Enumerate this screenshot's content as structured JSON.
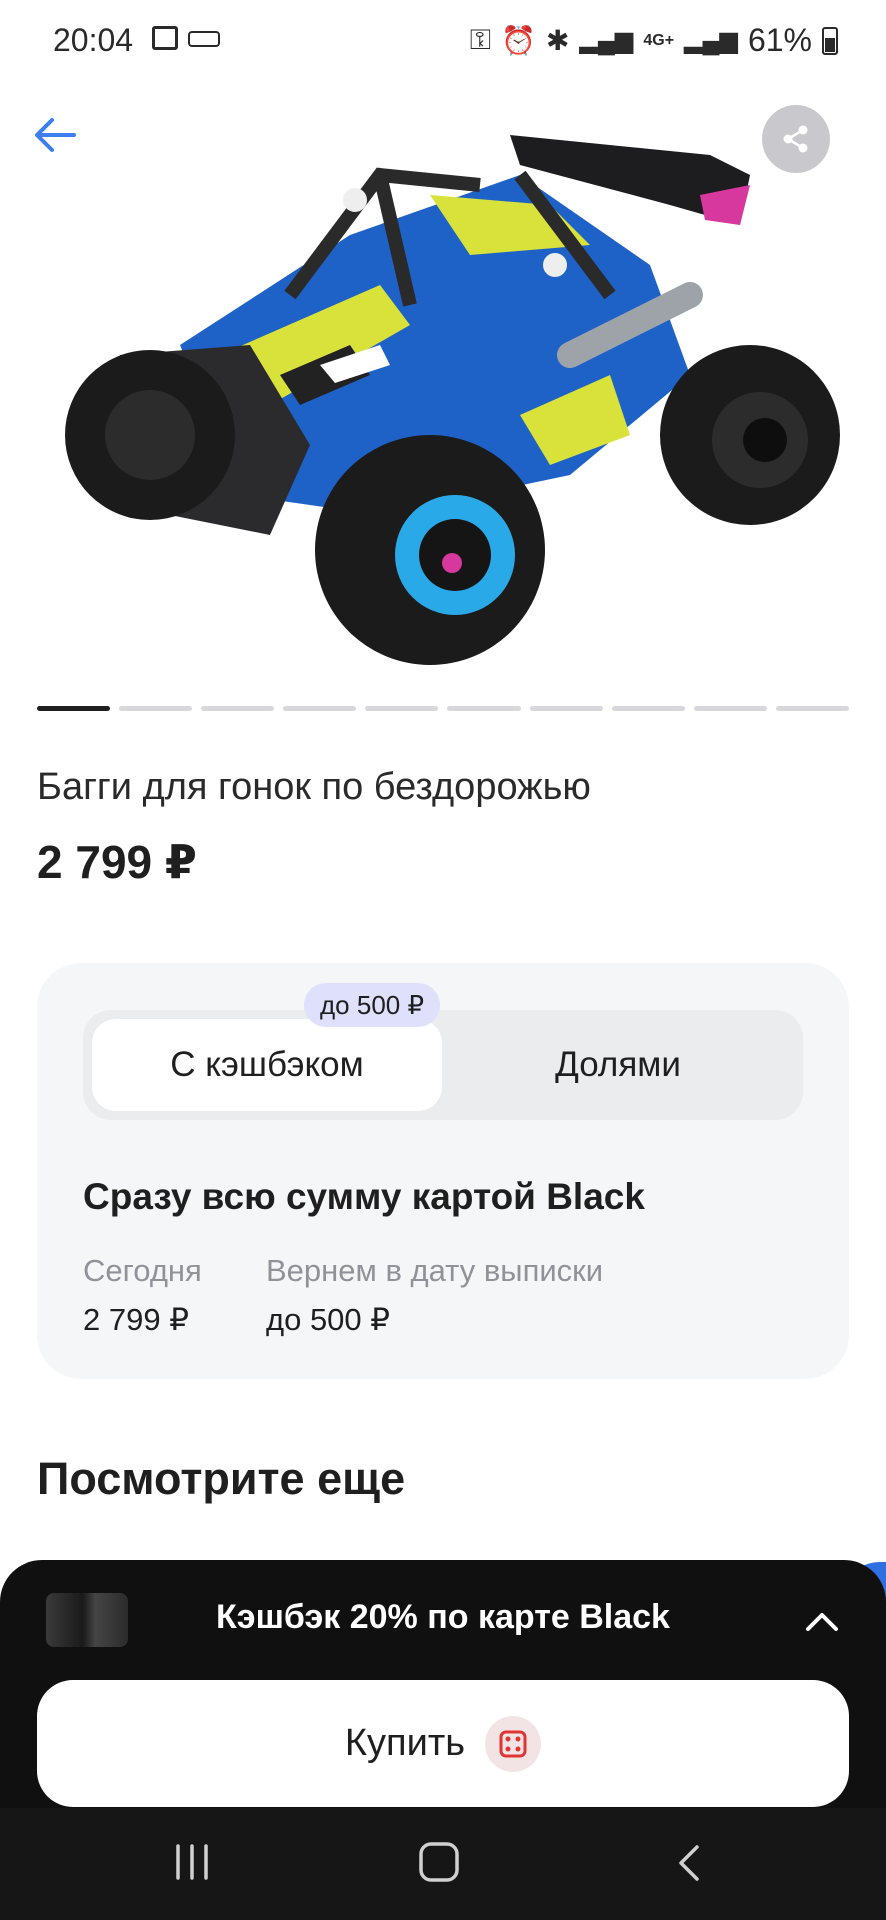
{
  "status_bar": {
    "time": "20:04",
    "battery": "61%",
    "network": "4G+"
  },
  "product": {
    "title": "Багги для гонок по бездорожью",
    "price": "2 799 ₽",
    "image_pages": 10,
    "active_page": 1
  },
  "payment": {
    "tabs": [
      {
        "label": "С кэшбэком",
        "selected": true
      },
      {
        "label": "Долями",
        "selected": false
      }
    ],
    "cashback_badge": "до 500 ₽",
    "heading": "Сразу всю сумму картой Black",
    "today_label": "Сегодня",
    "today_value": "2 799 ₽",
    "return_label": "Вернем в дату выписки",
    "return_value": "до 500 ₽"
  },
  "section": {
    "title": "Посмотрите еще"
  },
  "bottom_sheet": {
    "cashback_text": "Кэшбэк 20% по карте Black",
    "buy_label": "Купить"
  },
  "colors": {
    "accent_blue": "#3d7ef0",
    "sheet_bg": "#101010",
    "card_bg": "#f5f6f7",
    "badge_bg": "#dfe0fb",
    "brand_red": "#e03535"
  },
  "icons": [
    "back-arrow-icon",
    "share-icon",
    "chevron-up-icon",
    "dice-icon",
    "recent-apps-icon",
    "home-icon",
    "nav-back-icon"
  ]
}
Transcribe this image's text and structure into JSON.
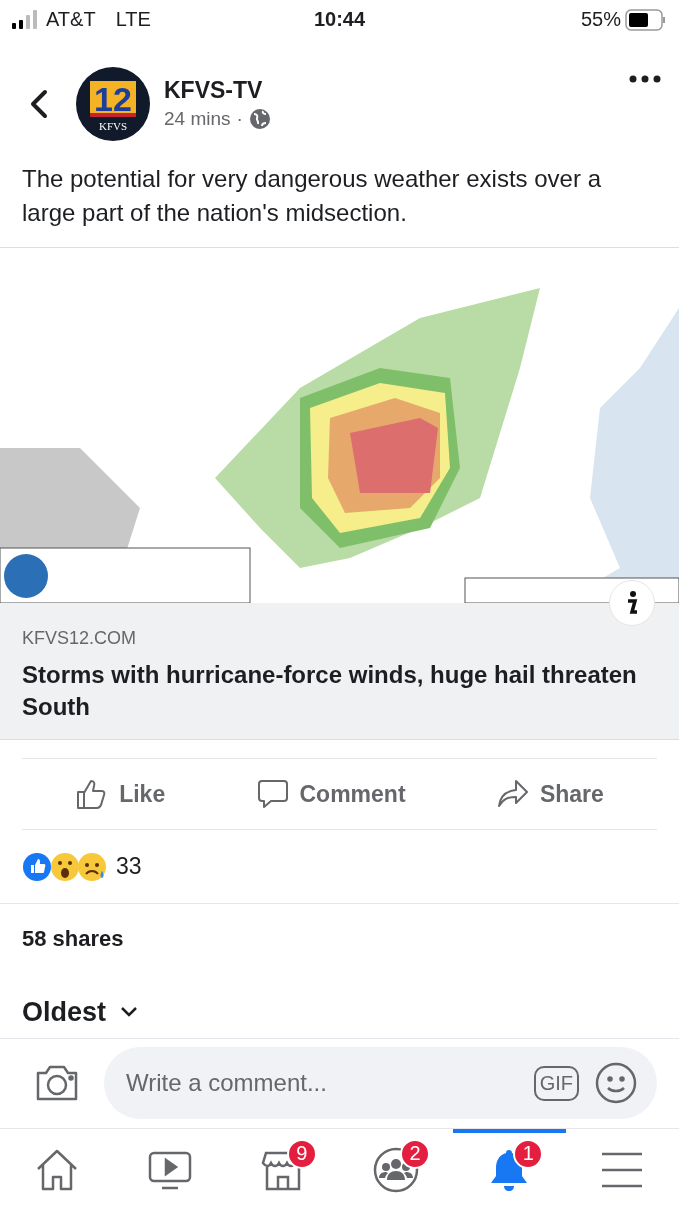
{
  "status_bar": {
    "carrier": "AT&T",
    "network": "LTE",
    "time": "10:44",
    "battery": "55%"
  },
  "post": {
    "avatar": {
      "number": "12",
      "caption": "KFVS"
    },
    "author": "KFVS-TV",
    "time": "24 mins",
    "separator": "·",
    "text": "The potential for very dangerous weather exists over a large part of the nation's midsection.",
    "link": {
      "domain": "KFVS12.COM",
      "title": "Storms with hurricane-force winds, huge hail threaten South"
    },
    "actions": [
      {
        "kind": "like",
        "label": "Like"
      },
      {
        "kind": "comment",
        "label": "Comment"
      },
      {
        "kind": "share",
        "label": "Share"
      }
    ],
    "reactions": {
      "count": "33"
    },
    "shares": "58 shares",
    "sort": "Oldest"
  },
  "comment_bar": {
    "placeholder": "Write a comment...",
    "gif": "GIF"
  },
  "nav": [
    {
      "kind": "home",
      "selected": false
    },
    {
      "kind": "video",
      "selected": false
    },
    {
      "kind": "shop",
      "selected": false,
      "badge": "9"
    },
    {
      "kind": "groups",
      "selected": false,
      "badge": "2"
    },
    {
      "kind": "bell",
      "selected": true,
      "badge": "1"
    },
    {
      "kind": "menu",
      "selected": false
    }
  ]
}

◆ What is required
Report each line in the preceding entries that holds the string "Black".

◆ Answer below
    "heading": "Сразу всю сумму картой Black",
    "cashback_text": "Кэшбэк 20% по карте Black",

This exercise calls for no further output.